• Given task
Will you write out the data exactly, excluding every picture?

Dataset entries
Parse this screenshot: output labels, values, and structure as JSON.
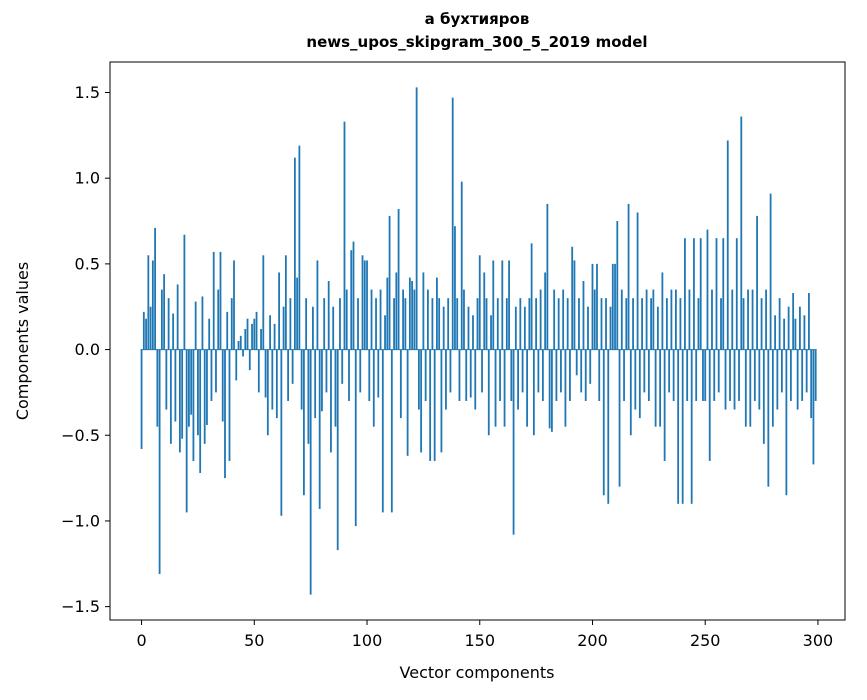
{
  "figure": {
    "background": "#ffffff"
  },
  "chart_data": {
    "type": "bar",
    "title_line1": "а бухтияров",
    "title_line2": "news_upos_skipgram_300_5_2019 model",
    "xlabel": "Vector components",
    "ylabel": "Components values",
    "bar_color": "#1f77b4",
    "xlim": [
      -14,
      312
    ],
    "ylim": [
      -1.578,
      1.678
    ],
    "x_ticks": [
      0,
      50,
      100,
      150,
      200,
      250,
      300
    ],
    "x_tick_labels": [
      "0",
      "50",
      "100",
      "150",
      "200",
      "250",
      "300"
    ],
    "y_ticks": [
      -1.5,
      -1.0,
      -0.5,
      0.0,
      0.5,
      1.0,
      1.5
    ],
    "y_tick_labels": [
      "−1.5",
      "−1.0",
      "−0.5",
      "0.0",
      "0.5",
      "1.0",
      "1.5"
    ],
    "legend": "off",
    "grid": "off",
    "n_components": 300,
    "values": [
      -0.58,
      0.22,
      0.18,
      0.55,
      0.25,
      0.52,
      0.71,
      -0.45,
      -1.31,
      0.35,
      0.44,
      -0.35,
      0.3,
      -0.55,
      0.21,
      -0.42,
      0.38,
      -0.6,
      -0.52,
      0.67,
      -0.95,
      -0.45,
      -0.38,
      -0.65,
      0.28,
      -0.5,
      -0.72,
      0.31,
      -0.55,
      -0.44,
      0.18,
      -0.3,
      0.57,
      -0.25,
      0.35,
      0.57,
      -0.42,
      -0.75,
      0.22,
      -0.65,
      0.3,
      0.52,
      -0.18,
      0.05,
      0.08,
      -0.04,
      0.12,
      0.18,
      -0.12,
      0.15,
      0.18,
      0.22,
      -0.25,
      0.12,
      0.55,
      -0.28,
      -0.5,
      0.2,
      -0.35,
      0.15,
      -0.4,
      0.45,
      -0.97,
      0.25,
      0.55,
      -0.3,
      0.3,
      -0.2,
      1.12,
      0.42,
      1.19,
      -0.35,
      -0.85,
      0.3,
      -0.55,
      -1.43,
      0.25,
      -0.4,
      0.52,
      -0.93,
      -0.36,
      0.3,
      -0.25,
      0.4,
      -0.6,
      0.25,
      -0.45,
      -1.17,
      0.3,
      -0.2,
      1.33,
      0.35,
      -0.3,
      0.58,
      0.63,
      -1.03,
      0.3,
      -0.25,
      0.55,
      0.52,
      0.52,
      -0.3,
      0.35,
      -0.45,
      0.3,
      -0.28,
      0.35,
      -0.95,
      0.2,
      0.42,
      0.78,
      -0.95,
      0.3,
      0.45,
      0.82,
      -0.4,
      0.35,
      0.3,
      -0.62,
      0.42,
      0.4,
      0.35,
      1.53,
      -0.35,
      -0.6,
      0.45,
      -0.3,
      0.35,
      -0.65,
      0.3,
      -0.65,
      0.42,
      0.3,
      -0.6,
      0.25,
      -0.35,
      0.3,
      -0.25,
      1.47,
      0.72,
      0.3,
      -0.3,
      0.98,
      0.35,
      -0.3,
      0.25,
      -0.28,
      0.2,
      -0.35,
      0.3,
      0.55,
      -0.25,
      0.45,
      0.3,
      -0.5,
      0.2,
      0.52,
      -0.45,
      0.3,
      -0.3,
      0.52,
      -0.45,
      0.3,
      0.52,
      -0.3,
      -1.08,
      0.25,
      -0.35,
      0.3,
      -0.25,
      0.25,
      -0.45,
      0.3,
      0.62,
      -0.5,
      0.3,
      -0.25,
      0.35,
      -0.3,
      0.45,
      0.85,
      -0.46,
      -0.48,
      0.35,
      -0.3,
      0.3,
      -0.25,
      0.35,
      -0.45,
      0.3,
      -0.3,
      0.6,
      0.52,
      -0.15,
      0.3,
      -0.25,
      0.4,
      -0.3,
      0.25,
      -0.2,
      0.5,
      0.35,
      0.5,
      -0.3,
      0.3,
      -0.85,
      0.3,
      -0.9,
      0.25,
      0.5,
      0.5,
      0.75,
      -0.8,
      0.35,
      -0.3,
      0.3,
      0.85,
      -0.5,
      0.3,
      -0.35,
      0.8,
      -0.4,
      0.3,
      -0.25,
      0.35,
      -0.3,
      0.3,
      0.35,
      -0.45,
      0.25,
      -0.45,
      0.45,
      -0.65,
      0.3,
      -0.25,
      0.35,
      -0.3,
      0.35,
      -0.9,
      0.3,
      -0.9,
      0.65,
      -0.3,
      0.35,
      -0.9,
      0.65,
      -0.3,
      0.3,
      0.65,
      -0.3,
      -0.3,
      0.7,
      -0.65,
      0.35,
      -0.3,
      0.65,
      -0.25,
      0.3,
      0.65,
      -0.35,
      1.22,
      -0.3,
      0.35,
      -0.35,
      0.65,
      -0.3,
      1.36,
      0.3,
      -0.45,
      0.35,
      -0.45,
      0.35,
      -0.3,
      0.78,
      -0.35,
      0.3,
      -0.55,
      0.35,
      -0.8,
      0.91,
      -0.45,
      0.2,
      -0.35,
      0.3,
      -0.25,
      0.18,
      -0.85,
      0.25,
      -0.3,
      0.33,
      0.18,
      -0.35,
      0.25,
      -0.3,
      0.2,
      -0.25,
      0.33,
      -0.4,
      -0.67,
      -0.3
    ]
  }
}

• Answer for this exercise
Parse this screenshot: output labels, values, and structure as JSON.
{
  "figure": {
    "background": "#ffffff"
  },
  "chart_data": {
    "type": "bar",
    "title_line1": "а бухтияров",
    "title_line2": "news_upos_skipgram_300_5_2019 model",
    "xlabel": "Vector components",
    "ylabel": "Components values",
    "bar_color": "#1f77b4",
    "xlim": [
      -14,
      312
    ],
    "ylim": [
      -1.578,
      1.678
    ],
    "x_ticks": [
      0,
      50,
      100,
      150,
      200,
      250,
      300
    ],
    "x_tick_labels": [
      "0",
      "50",
      "100",
      "150",
      "200",
      "250",
      "300"
    ],
    "y_ticks": [
      -1.5,
      -1.0,
      -0.5,
      0.0,
      0.5,
      1.0,
      1.5
    ],
    "y_tick_labels": [
      "−1.5",
      "−1.0",
      "−0.5",
      "0.0",
      "0.5",
      "1.0",
      "1.5"
    ],
    "legend": "off",
    "grid": "off",
    "n_components": 300,
    "values": [
      -0.58,
      0.22,
      0.18,
      0.55,
      0.25,
      0.52,
      0.71,
      -0.45,
      -1.31,
      0.35,
      0.44,
      -0.35,
      0.3,
      -0.55,
      0.21,
      -0.42,
      0.38,
      -0.6,
      -0.52,
      0.67,
      -0.95,
      -0.45,
      -0.38,
      -0.65,
      0.28,
      -0.5,
      -0.72,
      0.31,
      -0.55,
      -0.44,
      0.18,
      -0.3,
      0.57,
      -0.25,
      0.35,
      0.57,
      -0.42,
      -0.75,
      0.22,
      -0.65,
      0.3,
      0.52,
      -0.18,
      0.05,
      0.08,
      -0.04,
      0.12,
      0.18,
      -0.12,
      0.15,
      0.18,
      0.22,
      -0.25,
      0.12,
      0.55,
      -0.28,
      -0.5,
      0.2,
      -0.35,
      0.15,
      -0.4,
      0.45,
      -0.97,
      0.25,
      0.55,
      -0.3,
      0.3,
      -0.2,
      1.12,
      0.42,
      1.19,
      -0.35,
      -0.85,
      0.3,
      -0.55,
      -1.43,
      0.25,
      -0.4,
      0.52,
      -0.93,
      -0.36,
      0.3,
      -0.25,
      0.4,
      -0.6,
      0.25,
      -0.45,
      -1.17,
      0.3,
      -0.2,
      1.33,
      0.35,
      -0.3,
      0.58,
      0.63,
      -1.03,
      0.3,
      -0.25,
      0.55,
      0.52,
      0.52,
      -0.3,
      0.35,
      -0.45,
      0.3,
      -0.28,
      0.35,
      -0.95,
      0.2,
      0.42,
      0.78,
      -0.95,
      0.3,
      0.45,
      0.82,
      -0.4,
      0.35,
      0.3,
      -0.62,
      0.42,
      0.4,
      0.35,
      1.53,
      -0.35,
      -0.6,
      0.45,
      -0.3,
      0.35,
      -0.65,
      0.3,
      -0.65,
      0.42,
      0.3,
      -0.6,
      0.25,
      -0.35,
      0.3,
      -0.25,
      1.47,
      0.72,
      0.3,
      -0.3,
      0.98,
      0.35,
      -0.3,
      0.25,
      -0.28,
      0.2,
      -0.35,
      0.3,
      0.55,
      -0.25,
      0.45,
      0.3,
      -0.5,
      0.2,
      0.52,
      -0.45,
      0.3,
      -0.3,
      0.52,
      -0.45,
      0.3,
      0.52,
      -0.3,
      -1.08,
      0.25,
      -0.35,
      0.3,
      -0.25,
      0.25,
      -0.45,
      0.3,
      0.62,
      -0.5,
      0.3,
      -0.25,
      0.35,
      -0.3,
      0.45,
      0.85,
      -0.46,
      -0.48,
      0.35,
      -0.3,
      0.3,
      -0.25,
      0.35,
      -0.45,
      0.3,
      -0.3,
      0.6,
      0.52,
      -0.15,
      0.3,
      -0.25,
      0.4,
      -0.3,
      0.25,
      -0.2,
      0.5,
      0.35,
      0.5,
      -0.3,
      0.3,
      -0.85,
      0.3,
      -0.9,
      0.25,
      0.5,
      0.5,
      0.75,
      -0.8,
      0.35,
      -0.3,
      0.3,
      0.85,
      -0.5,
      0.3,
      -0.35,
      0.8,
      -0.4,
      0.3,
      -0.25,
      0.35,
      -0.3,
      0.3,
      0.35,
      -0.45,
      0.25,
      -0.45,
      0.45,
      -0.65,
      0.3,
      -0.25,
      0.35,
      -0.3,
      0.35,
      -0.9,
      0.3,
      -0.9,
      0.65,
      -0.3,
      0.35,
      -0.9,
      0.65,
      -0.3,
      0.3,
      0.65,
      -0.3,
      -0.3,
      0.7,
      -0.65,
      0.35,
      -0.3,
      0.65,
      -0.25,
      0.3,
      0.65,
      -0.35,
      1.22,
      -0.3,
      0.35,
      -0.35,
      0.65,
      -0.3,
      1.36,
      0.3,
      -0.45,
      0.35,
      -0.45,
      0.35,
      -0.3,
      0.78,
      -0.35,
      0.3,
      -0.55,
      0.35,
      -0.8,
      0.91,
      -0.45,
      0.2,
      -0.35,
      0.3,
      -0.25,
      0.18,
      -0.85,
      0.25,
      -0.3,
      0.33,
      0.18,
      -0.35,
      0.25,
      -0.3,
      0.2,
      -0.25,
      0.33,
      -0.4,
      -0.67,
      -0.3
    ]
  }
}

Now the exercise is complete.